(Data items)
▬▬▬▬▬▬▬▬▬▬
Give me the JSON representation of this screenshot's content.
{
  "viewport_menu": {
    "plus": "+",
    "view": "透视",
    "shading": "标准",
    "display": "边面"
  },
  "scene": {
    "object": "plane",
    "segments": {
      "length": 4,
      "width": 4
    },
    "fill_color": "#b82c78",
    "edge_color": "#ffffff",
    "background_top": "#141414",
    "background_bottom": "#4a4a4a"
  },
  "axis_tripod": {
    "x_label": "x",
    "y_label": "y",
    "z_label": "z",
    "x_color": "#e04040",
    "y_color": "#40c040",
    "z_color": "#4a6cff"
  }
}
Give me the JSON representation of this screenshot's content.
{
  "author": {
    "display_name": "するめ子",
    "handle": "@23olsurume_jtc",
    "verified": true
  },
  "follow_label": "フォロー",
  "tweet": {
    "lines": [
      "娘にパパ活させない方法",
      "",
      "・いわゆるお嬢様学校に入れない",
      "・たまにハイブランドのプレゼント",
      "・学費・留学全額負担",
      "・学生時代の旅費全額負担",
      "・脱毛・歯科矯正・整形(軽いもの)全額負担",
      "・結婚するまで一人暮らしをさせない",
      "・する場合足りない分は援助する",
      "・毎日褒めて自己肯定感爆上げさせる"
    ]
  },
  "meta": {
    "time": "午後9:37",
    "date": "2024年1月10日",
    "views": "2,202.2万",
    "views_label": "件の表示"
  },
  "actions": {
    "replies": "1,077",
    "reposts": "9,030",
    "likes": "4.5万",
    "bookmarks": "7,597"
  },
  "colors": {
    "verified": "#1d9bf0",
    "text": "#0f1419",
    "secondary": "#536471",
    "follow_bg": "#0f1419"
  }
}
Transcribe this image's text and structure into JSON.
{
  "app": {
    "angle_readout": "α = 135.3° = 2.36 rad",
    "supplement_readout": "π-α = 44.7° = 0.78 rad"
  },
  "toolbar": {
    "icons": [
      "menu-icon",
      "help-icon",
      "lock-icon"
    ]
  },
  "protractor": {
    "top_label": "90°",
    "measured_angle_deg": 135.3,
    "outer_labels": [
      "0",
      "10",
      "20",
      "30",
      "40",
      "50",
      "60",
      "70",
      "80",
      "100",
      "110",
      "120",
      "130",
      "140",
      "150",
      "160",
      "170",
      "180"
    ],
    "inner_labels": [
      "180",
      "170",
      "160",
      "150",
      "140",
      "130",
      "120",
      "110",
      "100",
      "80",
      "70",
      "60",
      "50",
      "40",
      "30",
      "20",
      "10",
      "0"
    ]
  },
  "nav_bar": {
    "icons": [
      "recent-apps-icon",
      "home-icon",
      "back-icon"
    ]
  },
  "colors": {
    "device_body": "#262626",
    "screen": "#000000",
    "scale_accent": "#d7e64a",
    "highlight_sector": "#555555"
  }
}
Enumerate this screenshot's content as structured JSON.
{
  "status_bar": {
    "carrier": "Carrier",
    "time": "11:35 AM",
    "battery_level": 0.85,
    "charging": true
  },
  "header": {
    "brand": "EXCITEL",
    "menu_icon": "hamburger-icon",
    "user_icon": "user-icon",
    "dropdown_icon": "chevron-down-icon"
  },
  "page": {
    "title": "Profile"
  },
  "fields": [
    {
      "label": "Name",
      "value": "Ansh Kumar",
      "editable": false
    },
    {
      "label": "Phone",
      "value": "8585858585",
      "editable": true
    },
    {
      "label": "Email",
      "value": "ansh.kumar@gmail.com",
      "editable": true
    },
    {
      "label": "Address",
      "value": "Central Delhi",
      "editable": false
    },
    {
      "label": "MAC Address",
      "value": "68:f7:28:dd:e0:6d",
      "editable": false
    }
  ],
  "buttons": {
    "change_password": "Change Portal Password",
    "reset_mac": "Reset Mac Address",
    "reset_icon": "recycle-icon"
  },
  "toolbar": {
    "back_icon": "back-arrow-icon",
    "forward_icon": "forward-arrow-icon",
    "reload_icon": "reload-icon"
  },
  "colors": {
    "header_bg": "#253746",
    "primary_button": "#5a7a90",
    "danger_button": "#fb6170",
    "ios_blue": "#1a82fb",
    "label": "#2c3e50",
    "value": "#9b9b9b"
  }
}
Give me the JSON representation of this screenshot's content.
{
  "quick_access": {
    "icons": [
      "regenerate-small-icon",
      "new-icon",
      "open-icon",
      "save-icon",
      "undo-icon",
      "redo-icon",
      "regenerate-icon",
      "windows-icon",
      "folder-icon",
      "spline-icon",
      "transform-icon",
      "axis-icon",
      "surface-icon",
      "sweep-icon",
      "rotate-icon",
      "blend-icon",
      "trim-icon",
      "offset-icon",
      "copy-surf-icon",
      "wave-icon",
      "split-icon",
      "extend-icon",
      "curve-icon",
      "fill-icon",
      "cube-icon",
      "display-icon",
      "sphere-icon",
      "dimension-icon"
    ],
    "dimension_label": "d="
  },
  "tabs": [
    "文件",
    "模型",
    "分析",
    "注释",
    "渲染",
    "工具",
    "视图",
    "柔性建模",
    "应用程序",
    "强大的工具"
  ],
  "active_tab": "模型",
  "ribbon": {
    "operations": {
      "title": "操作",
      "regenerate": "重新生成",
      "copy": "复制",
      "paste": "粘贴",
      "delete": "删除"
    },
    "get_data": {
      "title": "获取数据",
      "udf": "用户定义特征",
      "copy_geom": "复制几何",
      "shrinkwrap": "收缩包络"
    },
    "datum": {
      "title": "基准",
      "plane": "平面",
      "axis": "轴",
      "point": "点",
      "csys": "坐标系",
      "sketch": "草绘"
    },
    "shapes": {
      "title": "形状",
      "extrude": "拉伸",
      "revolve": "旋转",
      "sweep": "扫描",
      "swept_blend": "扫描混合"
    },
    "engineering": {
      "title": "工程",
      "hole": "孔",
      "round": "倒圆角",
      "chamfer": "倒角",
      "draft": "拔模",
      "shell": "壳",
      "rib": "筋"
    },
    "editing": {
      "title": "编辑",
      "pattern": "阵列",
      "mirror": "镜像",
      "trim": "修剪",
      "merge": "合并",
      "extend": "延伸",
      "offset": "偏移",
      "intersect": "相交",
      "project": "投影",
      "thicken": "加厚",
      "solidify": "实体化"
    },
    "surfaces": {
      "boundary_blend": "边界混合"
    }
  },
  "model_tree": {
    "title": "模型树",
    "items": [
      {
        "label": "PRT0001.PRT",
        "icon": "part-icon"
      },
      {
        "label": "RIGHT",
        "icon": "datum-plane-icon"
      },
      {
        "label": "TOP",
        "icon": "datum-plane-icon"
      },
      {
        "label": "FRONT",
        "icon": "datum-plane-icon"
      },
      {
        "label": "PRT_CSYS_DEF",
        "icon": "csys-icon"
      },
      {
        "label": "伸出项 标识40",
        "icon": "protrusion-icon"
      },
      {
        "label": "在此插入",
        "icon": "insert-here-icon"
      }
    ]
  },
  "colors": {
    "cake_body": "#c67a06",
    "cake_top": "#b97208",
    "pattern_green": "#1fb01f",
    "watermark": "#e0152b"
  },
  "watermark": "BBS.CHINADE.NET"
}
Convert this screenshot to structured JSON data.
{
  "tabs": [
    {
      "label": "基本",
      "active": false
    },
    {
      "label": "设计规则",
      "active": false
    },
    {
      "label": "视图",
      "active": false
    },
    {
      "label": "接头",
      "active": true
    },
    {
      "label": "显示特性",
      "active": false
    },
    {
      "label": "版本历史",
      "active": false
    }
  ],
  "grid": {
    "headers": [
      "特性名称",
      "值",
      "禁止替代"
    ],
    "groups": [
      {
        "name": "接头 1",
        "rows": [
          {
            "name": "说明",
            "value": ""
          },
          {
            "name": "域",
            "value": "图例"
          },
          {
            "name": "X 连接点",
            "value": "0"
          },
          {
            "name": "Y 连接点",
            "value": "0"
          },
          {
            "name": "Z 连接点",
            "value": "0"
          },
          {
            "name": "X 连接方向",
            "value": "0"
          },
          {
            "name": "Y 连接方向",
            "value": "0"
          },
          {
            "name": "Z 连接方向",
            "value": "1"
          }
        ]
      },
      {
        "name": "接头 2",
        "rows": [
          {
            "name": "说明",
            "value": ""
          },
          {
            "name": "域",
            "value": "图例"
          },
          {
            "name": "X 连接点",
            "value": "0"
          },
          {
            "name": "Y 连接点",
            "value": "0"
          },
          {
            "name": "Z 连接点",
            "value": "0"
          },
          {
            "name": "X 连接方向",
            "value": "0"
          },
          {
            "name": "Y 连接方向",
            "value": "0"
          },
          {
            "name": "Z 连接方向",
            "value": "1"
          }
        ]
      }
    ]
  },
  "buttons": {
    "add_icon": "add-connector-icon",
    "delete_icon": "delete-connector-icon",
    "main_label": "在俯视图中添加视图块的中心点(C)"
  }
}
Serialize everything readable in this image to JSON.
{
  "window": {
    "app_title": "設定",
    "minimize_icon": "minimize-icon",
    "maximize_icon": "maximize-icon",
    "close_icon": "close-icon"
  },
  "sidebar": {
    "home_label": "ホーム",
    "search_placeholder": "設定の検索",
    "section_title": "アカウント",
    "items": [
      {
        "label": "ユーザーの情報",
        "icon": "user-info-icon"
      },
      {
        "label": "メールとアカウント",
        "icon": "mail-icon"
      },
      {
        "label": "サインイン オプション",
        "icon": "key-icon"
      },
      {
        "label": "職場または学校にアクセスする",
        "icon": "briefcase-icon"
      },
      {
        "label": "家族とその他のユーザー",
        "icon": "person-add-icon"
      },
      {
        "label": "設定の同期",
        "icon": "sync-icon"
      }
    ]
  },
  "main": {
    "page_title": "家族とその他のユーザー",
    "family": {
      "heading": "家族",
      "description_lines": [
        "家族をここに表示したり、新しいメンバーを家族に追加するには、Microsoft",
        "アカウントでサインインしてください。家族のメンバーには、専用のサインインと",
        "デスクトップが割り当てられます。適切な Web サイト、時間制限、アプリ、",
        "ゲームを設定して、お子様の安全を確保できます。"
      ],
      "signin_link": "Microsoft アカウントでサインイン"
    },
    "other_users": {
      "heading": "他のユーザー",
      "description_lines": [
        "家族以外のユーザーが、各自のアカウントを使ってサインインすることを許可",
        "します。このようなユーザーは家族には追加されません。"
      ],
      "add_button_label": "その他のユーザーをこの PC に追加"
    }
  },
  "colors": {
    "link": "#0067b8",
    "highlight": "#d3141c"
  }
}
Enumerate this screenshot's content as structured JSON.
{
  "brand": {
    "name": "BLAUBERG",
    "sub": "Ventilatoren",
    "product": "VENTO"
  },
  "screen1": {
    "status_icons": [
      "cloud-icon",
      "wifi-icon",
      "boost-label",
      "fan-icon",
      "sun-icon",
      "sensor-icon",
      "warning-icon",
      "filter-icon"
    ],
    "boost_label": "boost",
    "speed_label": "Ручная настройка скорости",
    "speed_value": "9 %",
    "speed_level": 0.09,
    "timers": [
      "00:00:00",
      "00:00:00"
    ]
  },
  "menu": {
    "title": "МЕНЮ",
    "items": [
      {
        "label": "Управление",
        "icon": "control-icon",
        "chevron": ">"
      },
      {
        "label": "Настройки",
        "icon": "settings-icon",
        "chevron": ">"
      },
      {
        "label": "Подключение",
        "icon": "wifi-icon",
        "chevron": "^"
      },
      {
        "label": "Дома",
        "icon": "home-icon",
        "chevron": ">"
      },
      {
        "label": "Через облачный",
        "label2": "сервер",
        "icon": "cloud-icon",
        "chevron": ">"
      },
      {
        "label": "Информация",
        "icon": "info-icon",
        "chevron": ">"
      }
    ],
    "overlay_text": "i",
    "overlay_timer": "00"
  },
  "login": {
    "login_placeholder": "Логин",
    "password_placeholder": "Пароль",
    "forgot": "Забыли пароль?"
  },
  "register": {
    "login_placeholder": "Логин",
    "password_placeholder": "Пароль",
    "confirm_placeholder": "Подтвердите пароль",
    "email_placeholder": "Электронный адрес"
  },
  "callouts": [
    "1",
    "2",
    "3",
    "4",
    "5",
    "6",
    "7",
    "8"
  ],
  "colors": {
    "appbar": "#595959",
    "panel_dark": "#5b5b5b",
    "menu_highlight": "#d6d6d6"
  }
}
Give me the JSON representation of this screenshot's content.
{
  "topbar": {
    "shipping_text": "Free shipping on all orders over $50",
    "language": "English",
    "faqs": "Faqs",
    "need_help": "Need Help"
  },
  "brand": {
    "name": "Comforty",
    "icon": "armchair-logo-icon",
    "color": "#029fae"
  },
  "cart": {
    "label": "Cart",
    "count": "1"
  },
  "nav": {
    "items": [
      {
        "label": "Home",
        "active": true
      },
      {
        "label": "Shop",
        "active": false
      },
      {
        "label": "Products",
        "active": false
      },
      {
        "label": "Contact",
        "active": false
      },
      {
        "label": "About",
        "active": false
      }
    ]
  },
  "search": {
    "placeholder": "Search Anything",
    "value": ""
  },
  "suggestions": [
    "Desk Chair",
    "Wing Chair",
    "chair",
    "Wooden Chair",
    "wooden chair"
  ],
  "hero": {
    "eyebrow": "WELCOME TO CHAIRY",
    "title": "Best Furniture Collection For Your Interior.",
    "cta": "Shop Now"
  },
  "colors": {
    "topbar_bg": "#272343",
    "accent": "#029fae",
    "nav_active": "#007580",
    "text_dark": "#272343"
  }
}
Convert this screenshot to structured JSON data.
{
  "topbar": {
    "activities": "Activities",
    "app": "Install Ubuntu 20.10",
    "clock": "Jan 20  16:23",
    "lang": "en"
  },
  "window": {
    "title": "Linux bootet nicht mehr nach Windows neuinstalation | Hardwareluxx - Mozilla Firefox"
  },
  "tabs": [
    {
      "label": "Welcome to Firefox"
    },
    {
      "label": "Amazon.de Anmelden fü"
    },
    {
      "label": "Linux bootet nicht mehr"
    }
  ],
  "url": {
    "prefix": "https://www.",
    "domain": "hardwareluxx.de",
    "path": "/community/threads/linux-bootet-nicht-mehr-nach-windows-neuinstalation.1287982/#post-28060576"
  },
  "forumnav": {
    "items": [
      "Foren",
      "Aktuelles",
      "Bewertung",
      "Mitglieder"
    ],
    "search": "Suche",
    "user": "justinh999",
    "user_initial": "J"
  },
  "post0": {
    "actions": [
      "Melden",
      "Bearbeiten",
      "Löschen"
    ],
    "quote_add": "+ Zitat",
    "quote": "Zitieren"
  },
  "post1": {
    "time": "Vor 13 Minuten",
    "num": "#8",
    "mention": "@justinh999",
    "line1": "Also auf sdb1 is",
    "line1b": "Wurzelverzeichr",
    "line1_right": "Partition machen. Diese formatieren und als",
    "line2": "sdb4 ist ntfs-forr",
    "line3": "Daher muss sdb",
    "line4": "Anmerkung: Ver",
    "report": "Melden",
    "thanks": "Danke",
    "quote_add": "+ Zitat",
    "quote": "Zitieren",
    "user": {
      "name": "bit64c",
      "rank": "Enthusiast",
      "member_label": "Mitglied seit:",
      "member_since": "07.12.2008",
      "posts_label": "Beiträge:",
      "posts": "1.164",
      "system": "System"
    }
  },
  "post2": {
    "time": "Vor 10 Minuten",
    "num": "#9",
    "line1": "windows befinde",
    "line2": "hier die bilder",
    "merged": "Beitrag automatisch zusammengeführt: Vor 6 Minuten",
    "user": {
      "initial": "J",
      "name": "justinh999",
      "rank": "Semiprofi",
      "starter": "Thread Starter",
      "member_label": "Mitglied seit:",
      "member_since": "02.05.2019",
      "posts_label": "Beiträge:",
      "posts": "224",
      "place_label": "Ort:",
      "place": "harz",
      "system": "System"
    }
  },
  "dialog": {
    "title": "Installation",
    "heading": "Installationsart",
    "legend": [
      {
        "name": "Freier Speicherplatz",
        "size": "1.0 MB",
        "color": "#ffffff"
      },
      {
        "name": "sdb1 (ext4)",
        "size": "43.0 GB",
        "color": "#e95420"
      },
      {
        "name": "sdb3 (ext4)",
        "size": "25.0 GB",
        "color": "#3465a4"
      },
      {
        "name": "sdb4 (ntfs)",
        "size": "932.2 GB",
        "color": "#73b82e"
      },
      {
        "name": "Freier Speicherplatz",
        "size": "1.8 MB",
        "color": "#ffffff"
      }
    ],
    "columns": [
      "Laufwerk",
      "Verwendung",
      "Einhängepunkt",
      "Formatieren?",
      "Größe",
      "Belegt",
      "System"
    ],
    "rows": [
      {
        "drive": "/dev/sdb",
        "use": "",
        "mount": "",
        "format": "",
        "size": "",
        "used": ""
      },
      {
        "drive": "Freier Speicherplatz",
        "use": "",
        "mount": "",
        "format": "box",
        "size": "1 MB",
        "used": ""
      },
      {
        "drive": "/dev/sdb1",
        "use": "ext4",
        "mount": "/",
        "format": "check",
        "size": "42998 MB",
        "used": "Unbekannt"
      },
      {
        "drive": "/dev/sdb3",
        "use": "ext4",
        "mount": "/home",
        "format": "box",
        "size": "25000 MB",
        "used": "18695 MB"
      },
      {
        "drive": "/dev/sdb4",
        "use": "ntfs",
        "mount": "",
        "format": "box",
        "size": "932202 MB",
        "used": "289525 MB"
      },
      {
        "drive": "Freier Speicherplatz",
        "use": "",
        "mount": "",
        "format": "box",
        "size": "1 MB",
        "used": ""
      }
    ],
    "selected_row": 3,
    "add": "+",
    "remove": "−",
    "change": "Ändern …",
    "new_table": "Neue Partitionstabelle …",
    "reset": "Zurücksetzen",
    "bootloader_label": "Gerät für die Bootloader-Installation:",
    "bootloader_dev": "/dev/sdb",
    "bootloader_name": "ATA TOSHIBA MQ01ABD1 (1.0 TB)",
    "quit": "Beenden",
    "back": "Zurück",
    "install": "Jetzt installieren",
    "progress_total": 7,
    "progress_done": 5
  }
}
▬▬▬▬▬▬▬▬▬▬
Extract each line from the listing that holds the word "Minuten".

    "time": "Vor 13 Minuten",
    "time": "Vor 10 Minuten",
    "merged": "Beitrag automatisch zusammengeführt: Vor 6 Minuten",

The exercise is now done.